[Datenzeilen]
┄┄┄┄┄┄┄┄┄┄┄┄┄┄┄┄┄┄┄┄

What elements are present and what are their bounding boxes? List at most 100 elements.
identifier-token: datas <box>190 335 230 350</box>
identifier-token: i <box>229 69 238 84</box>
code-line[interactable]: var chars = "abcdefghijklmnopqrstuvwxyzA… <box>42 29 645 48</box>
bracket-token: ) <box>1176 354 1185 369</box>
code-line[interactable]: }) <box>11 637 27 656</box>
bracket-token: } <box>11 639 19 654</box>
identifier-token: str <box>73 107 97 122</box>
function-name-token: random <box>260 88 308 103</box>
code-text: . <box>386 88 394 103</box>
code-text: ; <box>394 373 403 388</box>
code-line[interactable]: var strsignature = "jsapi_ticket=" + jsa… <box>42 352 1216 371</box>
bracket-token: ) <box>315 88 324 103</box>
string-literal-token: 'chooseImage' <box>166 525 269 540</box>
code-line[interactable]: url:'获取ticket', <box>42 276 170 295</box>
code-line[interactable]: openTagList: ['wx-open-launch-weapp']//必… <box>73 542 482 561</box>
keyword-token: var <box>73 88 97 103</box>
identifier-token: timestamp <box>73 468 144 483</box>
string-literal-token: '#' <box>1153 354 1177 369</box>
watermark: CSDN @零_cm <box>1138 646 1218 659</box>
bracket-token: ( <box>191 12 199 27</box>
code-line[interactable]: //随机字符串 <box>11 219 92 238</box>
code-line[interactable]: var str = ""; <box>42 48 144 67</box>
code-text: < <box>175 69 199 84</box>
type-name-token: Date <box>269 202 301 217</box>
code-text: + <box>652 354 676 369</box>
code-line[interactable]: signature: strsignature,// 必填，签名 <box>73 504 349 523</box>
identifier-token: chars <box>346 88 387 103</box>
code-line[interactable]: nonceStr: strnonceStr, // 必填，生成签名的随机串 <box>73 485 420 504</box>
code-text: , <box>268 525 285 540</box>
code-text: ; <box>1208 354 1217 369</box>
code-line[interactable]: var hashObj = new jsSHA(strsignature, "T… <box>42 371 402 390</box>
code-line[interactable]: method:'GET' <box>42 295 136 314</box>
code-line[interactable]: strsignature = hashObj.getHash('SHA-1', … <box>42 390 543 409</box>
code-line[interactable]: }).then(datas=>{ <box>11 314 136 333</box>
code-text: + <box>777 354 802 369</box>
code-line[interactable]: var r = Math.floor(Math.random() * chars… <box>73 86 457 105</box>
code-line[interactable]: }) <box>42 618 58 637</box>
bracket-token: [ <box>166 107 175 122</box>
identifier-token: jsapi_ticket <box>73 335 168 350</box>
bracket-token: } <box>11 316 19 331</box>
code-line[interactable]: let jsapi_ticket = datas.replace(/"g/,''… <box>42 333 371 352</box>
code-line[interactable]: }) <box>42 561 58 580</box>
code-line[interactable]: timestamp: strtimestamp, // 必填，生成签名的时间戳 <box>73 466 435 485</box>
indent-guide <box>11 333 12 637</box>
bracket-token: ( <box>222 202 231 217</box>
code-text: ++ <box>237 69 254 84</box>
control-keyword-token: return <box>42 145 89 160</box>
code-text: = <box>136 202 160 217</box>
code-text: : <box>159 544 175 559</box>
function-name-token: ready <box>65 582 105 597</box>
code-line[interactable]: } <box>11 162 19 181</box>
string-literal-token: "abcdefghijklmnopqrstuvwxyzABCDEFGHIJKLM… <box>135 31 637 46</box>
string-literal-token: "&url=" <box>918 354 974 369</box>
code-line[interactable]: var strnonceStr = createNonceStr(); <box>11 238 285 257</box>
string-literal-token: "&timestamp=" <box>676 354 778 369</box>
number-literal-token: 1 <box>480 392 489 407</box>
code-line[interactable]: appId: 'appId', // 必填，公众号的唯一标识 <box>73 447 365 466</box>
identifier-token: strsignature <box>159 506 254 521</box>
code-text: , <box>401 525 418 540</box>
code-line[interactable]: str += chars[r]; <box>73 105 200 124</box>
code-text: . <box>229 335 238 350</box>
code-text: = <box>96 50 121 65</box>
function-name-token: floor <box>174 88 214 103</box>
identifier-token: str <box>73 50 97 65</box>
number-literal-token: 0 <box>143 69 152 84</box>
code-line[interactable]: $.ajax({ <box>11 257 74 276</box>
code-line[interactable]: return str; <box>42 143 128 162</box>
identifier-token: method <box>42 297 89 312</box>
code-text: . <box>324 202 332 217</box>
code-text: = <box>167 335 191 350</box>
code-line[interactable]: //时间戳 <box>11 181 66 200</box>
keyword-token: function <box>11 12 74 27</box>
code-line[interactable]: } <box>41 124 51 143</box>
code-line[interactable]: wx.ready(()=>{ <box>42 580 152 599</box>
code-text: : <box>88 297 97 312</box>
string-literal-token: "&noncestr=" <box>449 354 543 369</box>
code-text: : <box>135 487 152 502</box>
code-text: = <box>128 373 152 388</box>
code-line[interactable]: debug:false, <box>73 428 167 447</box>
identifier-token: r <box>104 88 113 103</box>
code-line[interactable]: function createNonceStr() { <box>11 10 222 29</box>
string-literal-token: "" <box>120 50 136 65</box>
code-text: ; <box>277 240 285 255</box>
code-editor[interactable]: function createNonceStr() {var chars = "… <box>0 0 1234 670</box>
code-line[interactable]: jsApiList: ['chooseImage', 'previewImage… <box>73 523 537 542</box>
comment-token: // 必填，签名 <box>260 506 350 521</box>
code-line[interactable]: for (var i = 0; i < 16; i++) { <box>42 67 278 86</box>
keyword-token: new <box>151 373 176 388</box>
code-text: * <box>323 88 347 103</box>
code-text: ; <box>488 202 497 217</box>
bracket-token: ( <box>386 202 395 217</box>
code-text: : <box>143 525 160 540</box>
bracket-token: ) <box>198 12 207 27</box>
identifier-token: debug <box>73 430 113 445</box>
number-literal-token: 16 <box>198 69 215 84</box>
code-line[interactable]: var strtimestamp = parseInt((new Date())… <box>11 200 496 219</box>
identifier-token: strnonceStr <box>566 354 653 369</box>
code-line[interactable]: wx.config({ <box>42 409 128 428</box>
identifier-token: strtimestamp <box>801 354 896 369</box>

┄┄┄┄┄┄┄┄┄┄┄┄┄┄┄┄┄┄┄┄

### Arbeitsanweisung
Aktualisiere die gesamte Auflistung, indem du „hashObj“ überall durch „shaObj“ ersetzt. Alles andere bleibt unverändert.

### Lösung
What elements are present and what are their bounding boxes? List at most 100 elements.
identifier-token: datas <box>190 335 230 350</box>
identifier-token: i <box>229 69 238 84</box>
code-line[interactable]: var chars = "abcdefghijklmnopqrstuvwxyzA… <box>42 29 645 48</box>
bracket-token: ) <box>1176 354 1185 369</box>
code-line[interactable]: }) <box>11 637 27 656</box>
bracket-token: } <box>11 639 19 654</box>
identifier-token: str <box>73 107 97 122</box>
function-name-token: random <box>260 88 308 103</box>
code-text: . <box>386 88 394 103</box>
code-text: ; <box>394 373 403 388</box>
code-line[interactable]: var strsignature = "jsapi_ticket=" + jsa… <box>42 352 1216 371</box>
bracket-token: ) <box>315 88 324 103</box>
string-literal-token: 'chooseImage' <box>166 525 269 540</box>
code-line[interactable]: url:'获取ticket', <box>42 276 170 295</box>
code-line[interactable]: openTagList: ['wx-open-launch-weapp']//必… <box>73 542 482 561</box>
keyword-token: var <box>73 88 97 103</box>
identifier-token: timestamp <box>73 468 144 483</box>
string-literal-token: '#' <box>1153 354 1177 369</box>
watermark: CSDN @零_cm <box>1138 646 1218 659</box>
bracket-token: ( <box>191 12 199 27</box>
code-line[interactable]: //随机字符串 <box>11 219 92 238</box>
code-line[interactable]: var str = ""; <box>42 48 144 67</box>
code-text: < <box>175 69 199 84</box>
type-name-token: Date <box>269 202 301 217</box>
code-text: + <box>652 354 676 369</box>
code-line[interactable]: signature: strsignature,// 必填，签名 <box>73 504 349 523</box>
identifier-token: chars <box>346 88 387 103</box>
code-line[interactable]: nonceStr: strnonceStr, // 必填，生成签名的随机串 <box>73 485 420 504</box>
code-text: , <box>268 525 285 540</box>
code-text: ; <box>1208 354 1217 369</box>
code-line[interactable]: var shaObj = new jsSHA(strsignature, "T… <box>42 371 402 390</box>
code-line[interactable]: method:'GET' <box>42 295 136 314</box>
code-line[interactable]: strsignature = shaObj.getHash('SHA-1', … <box>42 390 543 409</box>
code-line[interactable]: }).then(datas=>{ <box>11 314 136 333</box>
code-text: + <box>777 354 802 369</box>
code-line[interactable]: var r = Math.floor(Math.random() * chars… <box>73 86 457 105</box>
code-line[interactable]: }) <box>42 618 58 637</box>
bracket-token: [ <box>166 107 175 122</box>
identifier-token: jsapi_ticket <box>73 335 168 350</box>
bracket-token: } <box>11 316 19 331</box>
code-line[interactable]: let jsapi_ticket = datas.replace(/"g/,''… <box>42 333 371 352</box>
code-line[interactable]: }) <box>42 561 58 580</box>
code-line[interactable]: timestamp: strtimestamp, // 必填，生成签名的时间戳 <box>73 466 435 485</box>
indent-guide <box>11 333 12 637</box>
bracket-token: ( <box>222 202 231 217</box>
code-text: ++ <box>237 69 254 84</box>
control-keyword-token: return <box>42 145 89 160</box>
code-text: = <box>136 202 160 217</box>
code-text: : <box>159 544 175 559</box>
function-name-token: ready <box>65 582 105 597</box>
code-line[interactable]: } <box>11 162 19 181</box>
string-literal-token: "abcdefghijklmnopqrstuvwxyzABCDEFGHIJKLM… <box>135 31 637 46</box>
string-literal-token: "&url=" <box>918 354 974 369</box>
code-line[interactable]: var strnonceStr = createNonceStr(); <box>11 238 285 257</box>
string-literal-token: "&timestamp=" <box>676 354 778 369</box>
number-literal-token: 1 <box>480 392 489 407</box>
code-line[interactable]: appId: 'appId', // 必填，公众号的唯一标识 <box>73 447 365 466</box>
identifier-token: strsignature <box>159 506 254 521</box>
code-text: , <box>401 525 418 540</box>
code-line[interactable]: str += chars[r]; <box>73 105 200 124</box>
code-text: . <box>229 335 238 350</box>
code-text: = <box>96 50 121 65</box>
function-name-token: floor <box>174 88 214 103</box>
identifier-token: str <box>73 50 97 65</box>
number-literal-token: 0 <box>143 69 152 84</box>
code-line[interactable]: $.ajax({ <box>11 257 74 276</box>
code-line[interactable]: return str; <box>42 143 128 162</box>
identifier-token: method <box>42 297 89 312</box>
code-text: . <box>324 202 332 217</box>
code-text: = <box>167 335 191 350</box>
code-line[interactable]: //时间戳 <box>11 181 66 200</box>
keyword-token: function <box>11 12 74 27</box>
code-line[interactable]: } <box>41 124 51 143</box>
code-line[interactable]: wx.ready(()=>{ <box>42 580 152 599</box>
code-text: : <box>88 297 97 312</box>
string-literal-token: "&noncestr=" <box>449 354 543 369</box>
code-text: : <box>135 487 152 502</box>
code-text: = <box>128 373 152 388</box>
code-line[interactable]: debug:false, <box>73 428 167 447</box>
identifier-token: r <box>104 88 113 103</box>
code-line[interactable]: function createNonceStr() { <box>11 10 222 29</box>
string-literal-token: "" <box>120 50 136 65</box>
code-text: ; <box>277 240 285 255</box>
code-editor[interactable]: function createNonceStr() {var chars = "… <box>0 0 1234 670</box>
code-line[interactable]: jsApiList: ['chooseImage', 'previewImage… <box>73 523 537 542</box>
comment-token: // 必填，签名 <box>260 506 350 521</box>
code-line[interactable]: for (var i = 0; i < 16; i++) { <box>42 67 278 86</box>
keyword-token: new <box>151 373 176 388</box>
code-text: * <box>323 88 347 103</box>
code-text: ; <box>488 202 497 217</box>
bracket-token: ( <box>386 202 395 217</box>
code-text: : <box>143 525 160 540</box>
bracket-token: ) <box>198 12 207 27</box>
identifier-token: debug <box>73 430 113 445</box>
number-literal-token: 16 <box>198 69 215 84</box>
code-line[interactable]: var strtimestamp = parseInt((new Date())… <box>11 200 496 219</box>
identifier-token: strnonceStr <box>566 354 653 369</box>
code-line[interactable]: wx.config({ <box>42 409 128 428</box>
identifier-token: strtimestamp <box>801 354 896 369</box>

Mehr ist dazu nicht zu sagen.